== What this task involves ==
Retype the whole listing, please, keeping every line exact and dropping the pictures.

== Material for this task ==
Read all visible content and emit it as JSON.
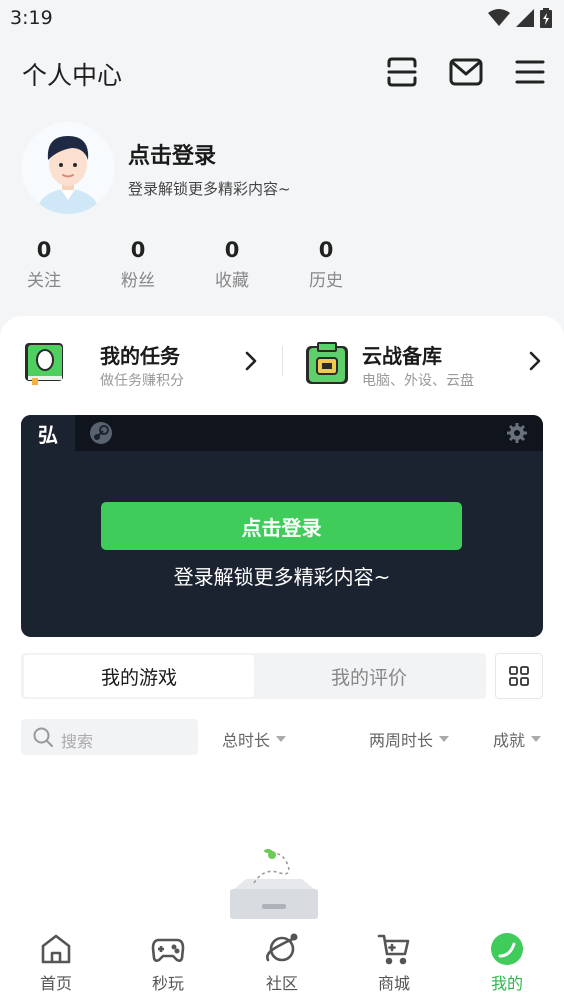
{
  "status_bar": {
    "time": "3:19"
  },
  "header": {
    "title": "个人中心"
  },
  "profile": {
    "login_title": "点击登录",
    "login_subtitle": "登录解锁更多精彩内容~"
  },
  "stats": [
    {
      "value": "0",
      "label": "关注"
    },
    {
      "value": "0",
      "label": "粉丝"
    },
    {
      "value": "0",
      "label": "收藏"
    },
    {
      "value": "0",
      "label": "历史"
    }
  ],
  "quick_links": [
    {
      "title": "我的任务",
      "subtitle": "做任务赚积分",
      "icon": "task-book-icon"
    },
    {
      "title": "云战备库",
      "subtitle": "电脑、外设、云盘",
      "icon": "backpack-icon"
    }
  ],
  "steam_panel": {
    "tab_label": "弘",
    "login_button": "点击登录",
    "subtitle": "登录解锁更多精彩内容~"
  },
  "tabs": [
    {
      "label": "我的游戏",
      "active": true
    },
    {
      "label": "我的评价",
      "active": false
    }
  ],
  "search": {
    "placeholder": "搜索"
  },
  "filters": [
    {
      "label": "总时长"
    },
    {
      "label": "两周时长"
    },
    {
      "label": "成就"
    }
  ],
  "bottom_nav": [
    {
      "label": "首页",
      "icon": "home-icon",
      "active": false
    },
    {
      "label": "秒玩",
      "icon": "gamepad-icon",
      "active": false
    },
    {
      "label": "社区",
      "icon": "planet-icon",
      "active": false
    },
    {
      "label": "商城",
      "icon": "cart-icon",
      "active": false
    },
    {
      "label": "我的",
      "icon": "profile-leaf-icon",
      "active": true
    }
  ],
  "colors": {
    "accent": "#3fcc5a",
    "steam_bg": "#1b2230",
    "page_bg": "#f4f5f7"
  }
}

== Reply to the task ==
Read all visible content and emit it as JSON.
{
  "status_bar": {
    "time": "3:19"
  },
  "header": {
    "title": "个人中心"
  },
  "profile": {
    "login_title": "点击登录",
    "login_subtitle": "登录解锁更多精彩内容~"
  },
  "stats": [
    {
      "value": "0",
      "label": "关注"
    },
    {
      "value": "0",
      "label": "粉丝"
    },
    {
      "value": "0",
      "label": "收藏"
    },
    {
      "value": "0",
      "label": "历史"
    }
  ],
  "quick_links": [
    {
      "title": "我的任务",
      "subtitle": "做任务赚积分",
      "icon": "task-book-icon"
    },
    {
      "title": "云战备库",
      "subtitle": "电脑、外设、云盘",
      "icon": "backpack-icon"
    }
  ],
  "steam_panel": {
    "tab_label": "弘",
    "login_button": "点击登录",
    "subtitle": "登录解锁更多精彩内容~"
  },
  "tabs": [
    {
      "label": "我的游戏",
      "active": true
    },
    {
      "label": "我的评价",
      "active": false
    }
  ],
  "search": {
    "placeholder": "搜索"
  },
  "filters": [
    {
      "label": "总时长"
    },
    {
      "label": "两周时长"
    },
    {
      "label": "成就"
    }
  ],
  "bottom_nav": [
    {
      "label": "首页",
      "icon": "home-icon",
      "active": false
    },
    {
      "label": "秒玩",
      "icon": "gamepad-icon",
      "active": false
    },
    {
      "label": "社区",
      "icon": "planet-icon",
      "active": false
    },
    {
      "label": "商城",
      "icon": "cart-icon",
      "active": false
    },
    {
      "label": "我的",
      "icon": "profile-leaf-icon",
      "active": true
    }
  ],
  "colors": {
    "accent": "#3fcc5a",
    "steam_bg": "#1b2230",
    "page_bg": "#f4f5f7"
  }
}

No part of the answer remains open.